What needs to be done: Copy the records below exactly, leaving out every picture.
##### Record set
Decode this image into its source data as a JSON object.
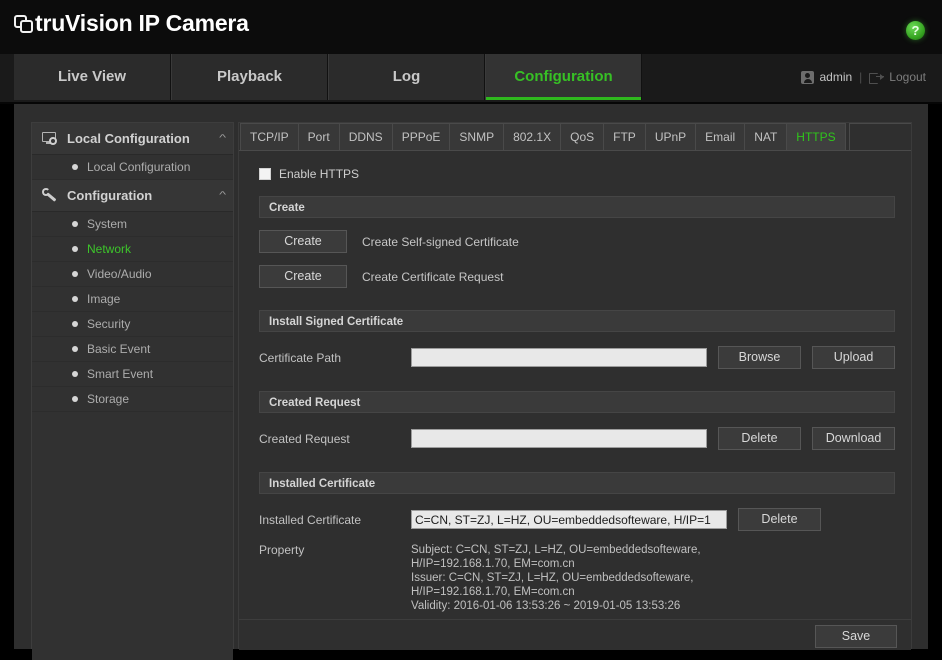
{
  "brand": {
    "name_bold": "truVision",
    "name_rest": "IP Camera",
    "logo_icon": "overlapping-squares-logo",
    "help_icon": "?"
  },
  "topnav": {
    "tabs": [
      {
        "label": "Live View",
        "active": false
      },
      {
        "label": "Playback",
        "active": false
      },
      {
        "label": "Log",
        "active": false
      },
      {
        "label": "Configuration",
        "active": true
      }
    ],
    "user": "admin",
    "separator": "|",
    "logout": "Logout",
    "user_icon": "person-icon",
    "logout_icon": "logout-arrow-icon",
    "active_color": "#37c025"
  },
  "sidebar": {
    "groups": [
      {
        "title": "Local Configuration",
        "icon": "monitor-gear-icon",
        "chevron": "^",
        "items": [
          {
            "label": "Local Configuration",
            "selected": false
          }
        ]
      },
      {
        "title": "Configuration",
        "icon": "wrench-icon",
        "chevron": "^",
        "items": [
          {
            "label": "System",
            "selected": false
          },
          {
            "label": "Network",
            "selected": true
          },
          {
            "label": "Video/Audio",
            "selected": false
          },
          {
            "label": "Image",
            "selected": false
          },
          {
            "label": "Security",
            "selected": false
          },
          {
            "label": "Basic Event",
            "selected": false
          },
          {
            "label": "Smart Event",
            "selected": false
          },
          {
            "label": "Storage",
            "selected": false
          }
        ]
      }
    ]
  },
  "content": {
    "subtabs": [
      {
        "label": "TCP/IP",
        "active": false
      },
      {
        "label": "Port",
        "active": false
      },
      {
        "label": "DDNS",
        "active": false
      },
      {
        "label": "PPPoE",
        "active": false
      },
      {
        "label": "SNMP",
        "active": false
      },
      {
        "label": "802.1X",
        "active": false
      },
      {
        "label": "QoS",
        "active": false
      },
      {
        "label": "FTP",
        "active": false
      },
      {
        "label": "UPnP",
        "active": false
      },
      {
        "label": "Email",
        "active": false
      },
      {
        "label": "NAT",
        "active": false
      },
      {
        "label": "HTTPS",
        "active": true
      }
    ],
    "enable_https": {
      "label": "Enable  HTTPS",
      "checked": false
    },
    "create_section": {
      "heading": "Create",
      "rows": [
        {
          "button": "Create",
          "label": "Create Self-signed Certificate"
        },
        {
          "button": "Create",
          "label": "Create Certificate Request"
        }
      ]
    },
    "install_section": {
      "heading": "Install Signed Certificate",
      "field_label": "Certificate Path",
      "field_value": "",
      "field_placeholder": "",
      "browse_button": "Browse",
      "upload_button": "Upload"
    },
    "created_request_section": {
      "heading": "Created Request",
      "field_label": "Created Request",
      "field_value": "",
      "field_placeholder": "",
      "delete_button": "Delete",
      "download_button": "Download"
    },
    "installed_certificate_section": {
      "heading": "Installed Certificate",
      "field_label": "Installed Certificate",
      "field_value": "C=CN, ST=ZJ, L=HZ, OU=embeddedsofteware, H/IP=1",
      "delete_button": "Delete",
      "property_label": "Property",
      "property_lines": [
        "Subject: C=CN, ST=ZJ, L=HZ, OU=embeddedsofteware,",
        "H/IP=192.168.1.70, EM=com.cn",
        "Issuer: C=CN, ST=ZJ, L=HZ, OU=embeddedsofteware,",
        "H/IP=192.168.1.70, EM=com.cn",
        "Validity: 2016-01-06 13:53:26 ~ 2019-01-05 13:53:26"
      ]
    },
    "save_button": "Save"
  }
}
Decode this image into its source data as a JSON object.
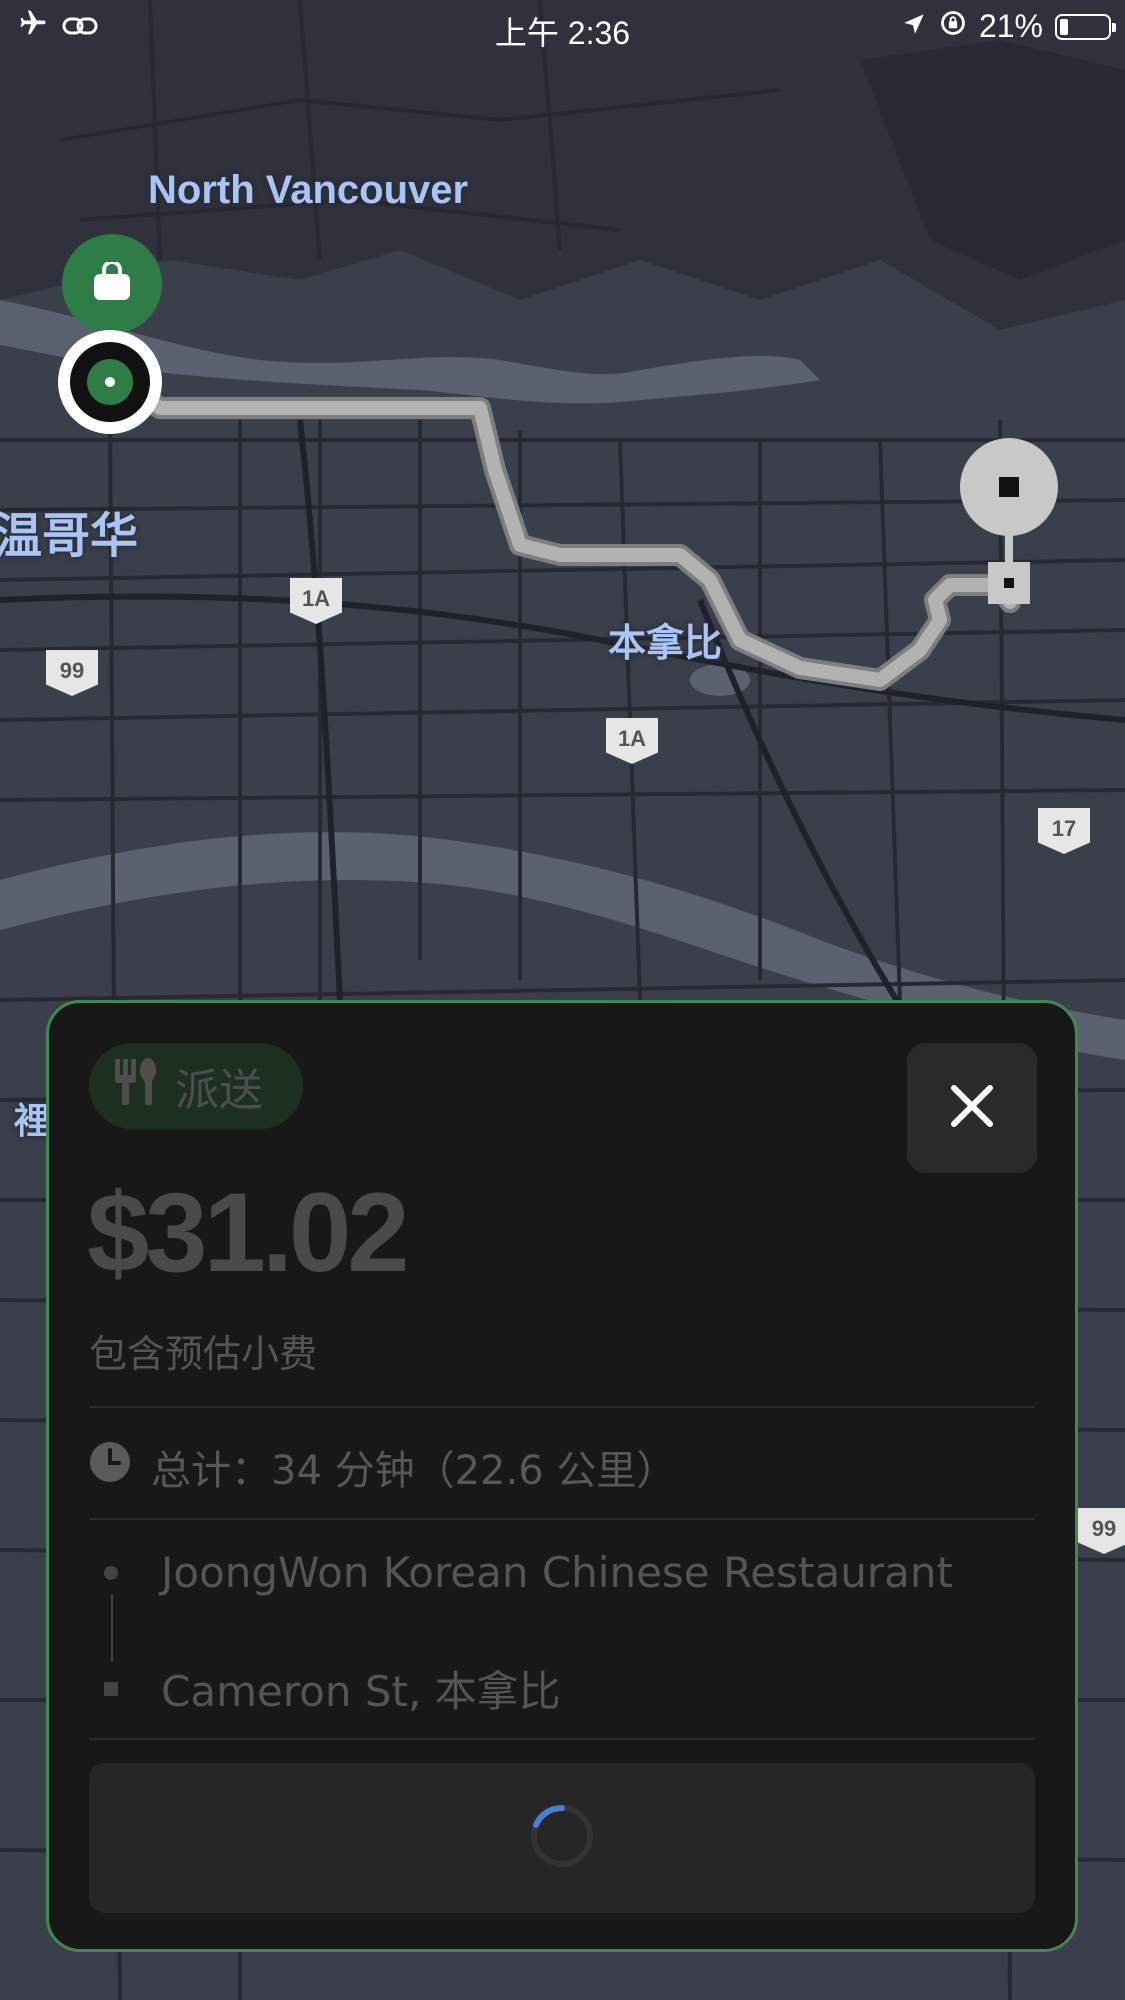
{
  "status_bar": {
    "time": "上午 2:36",
    "battery_percent": "21%",
    "battery_level": 0.21,
    "icons": [
      "airplane-icon",
      "link-icon",
      "location-arrow-icon",
      "rotation-lock-icon",
      "battery-icon"
    ]
  },
  "map": {
    "labels": {
      "north_vancouver": "North Vancouver",
      "vancouver": "温哥华",
      "burnaby": "本拿比",
      "edge_char": "裡"
    },
    "highway_shields": [
      "1A",
      "99",
      "1A",
      "17",
      "99"
    ],
    "pickup_marker_icon": "shopping-bag-icon",
    "dropoff_marker_icon": "square-stop-icon"
  },
  "offer_card": {
    "badge_label": "派送",
    "badge_icon": "utensils-icon",
    "close_icon": "close-icon",
    "price": "$31.02",
    "tip_note": "包含预估小费",
    "summary_icon": "clock-icon",
    "summary": "总计：34 分钟（22.6 公里）",
    "pickup": "JoongWon Korean Chinese Restaurant",
    "dropoff": "Cameron St, 本拿比",
    "action_state": "loading-spinner"
  },
  "colors": {
    "map_bg": "#3b3f4c",
    "card_bg": "#181818",
    "card_border": "#3f8a4f",
    "pickup_green": "#2e7d46",
    "route_gray": "#a8a8a8",
    "label_blue": "#a9c4f5",
    "spinner_blue": "#4a7fd4"
  }
}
##########
Right answer:
Decode this image into its source data as a JSON object.
{
  "brand": {
    "name_bold": "truVision",
    "name_rest": "IP Camera",
    "logo_icon": "overlapping-squares-logo",
    "help_icon": "?"
  },
  "topnav": {
    "tabs": [
      {
        "label": "Live View",
        "active": false
      },
      {
        "label": "Playback",
        "active": false
      },
      {
        "label": "Log",
        "active": false
      },
      {
        "label": "Configuration",
        "active": true
      }
    ],
    "user": "admin",
    "separator": "|",
    "logout": "Logout",
    "user_icon": "person-icon",
    "logout_icon": "logout-arrow-icon",
    "active_color": "#37c025"
  },
  "sidebar": {
    "groups": [
      {
        "title": "Local Configuration",
        "icon": "monitor-gear-icon",
        "chevron": "^",
        "items": [
          {
            "label": "Local Configuration",
            "selected": false
          }
        ]
      },
      {
        "title": "Configuration",
        "icon": "wrench-icon",
        "chevron": "^",
        "items": [
          {
            "label": "System",
            "selected": false
          },
          {
            "label": "Network",
            "selected": true
          },
          {
            "label": "Video/Audio",
            "selected": false
          },
          {
            "label": "Image",
            "selected": false
          },
          {
            "label": "Security",
            "selected": false
          },
          {
            "label": "Basic Event",
            "selected": false
          },
          {
            "label": "Smart Event",
            "selected": false
          },
          {
            "label": "Storage",
            "selected": false
          }
        ]
      }
    ]
  },
  "content": {
    "subtabs": [
      {
        "label": "TCP/IP",
        "active": false
      },
      {
        "label": "Port",
        "active": false
      },
      {
        "label": "DDNS",
        "active": false
      },
      {
        "label": "PPPoE",
        "active": false
      },
      {
        "label": "SNMP",
        "active": false
      },
      {
        "label": "802.1X",
        "active": false
      },
      {
        "label": "QoS",
        "active": false
      },
      {
        "label": "FTP",
        "active": false
      },
      {
        "label": "UPnP",
        "active": false
      },
      {
        "label": "Email",
        "active": false
      },
      {
        "label": "NAT",
        "active": false
      },
      {
        "label": "HTTPS",
        "active": true
      }
    ],
    "enable_https": {
      "label": "Enable  HTTPS",
      "checked": false
    },
    "create_section": {
      "heading": "Create",
      "rows": [
        {
          "button": "Create",
          "label": "Create Self-signed Certificate"
        },
        {
          "button": "Create",
          "label": "Create Certificate Request"
        }
      ]
    },
    "install_section": {
      "heading": "Install Signed Certificate",
      "field_label": "Certificate Path",
      "field_value": "",
      "field_placeholder": "",
      "browse_button": "Browse",
      "upload_button": "Upload"
    },
    "created_request_section": {
      "heading": "Created Request",
      "field_label": "Created Request",
      "field_value": "",
      "field_placeholder": "",
      "delete_button": "Delete",
      "download_button": "Download"
    },
    "installed_certificate_section": {
      "heading": "Installed Certificate",
      "field_label": "Installed Certificate",
      "field_value": "C=CN, ST=ZJ, L=HZ, OU=embeddedsofteware, H/IP=1",
      "delete_button": "Delete",
      "property_label": "Property",
      "property_lines": [
        "Subject: C=CN, ST=ZJ, L=HZ, OU=embeddedsofteware,",
        "H/IP=192.168.1.70, EM=com.cn",
        "Issuer: C=CN, ST=ZJ, L=HZ, OU=embeddedsofteware,",
        "H/IP=192.168.1.70, EM=com.cn",
        "Validity: 2016-01-06 13:53:26 ~ 2019-01-05 13:53:26"
      ]
    },
    "save_button": "Save"
  }
}
Decode this image into its source data as a JSON object.
{
  "status_bar": {
    "time": "上午 2:36",
    "battery_percent": "21%",
    "battery_level": 0.21,
    "icons": [
      "airplane-icon",
      "link-icon",
      "location-arrow-icon",
      "rotation-lock-icon",
      "battery-icon"
    ]
  },
  "map": {
    "labels": {
      "north_vancouver": "North Vancouver",
      "vancouver": "温哥华",
      "burnaby": "本拿比",
      "edge_char": "裡"
    },
    "highway_shields": [
      "1A",
      "99",
      "1A",
      "17",
      "99"
    ],
    "pickup_marker_icon": "shopping-bag-icon",
    "dropoff_marker_icon": "square-stop-icon"
  },
  "offer_card": {
    "badge_label": "派送",
    "badge_icon": "utensils-icon",
    "close_icon": "close-icon",
    "price": "$31.02",
    "tip_note": "包含预估小费",
    "summary_icon": "clock-icon",
    "summary": "总计：34 分钟（22.6 公里）",
    "pickup": "JoongWon Korean Chinese Restaurant",
    "dropoff": "Cameron St, 本拿比",
    "action_state": "loading-spinner"
  },
  "colors": {
    "map_bg": "#3b3f4c",
    "card_bg": "#181818",
    "card_border": "#3f8a4f",
    "pickup_green": "#2e7d46",
    "route_gray": "#a8a8a8",
    "label_blue": "#a9c4f5",
    "spinner_blue": "#4a7fd4"
  }
}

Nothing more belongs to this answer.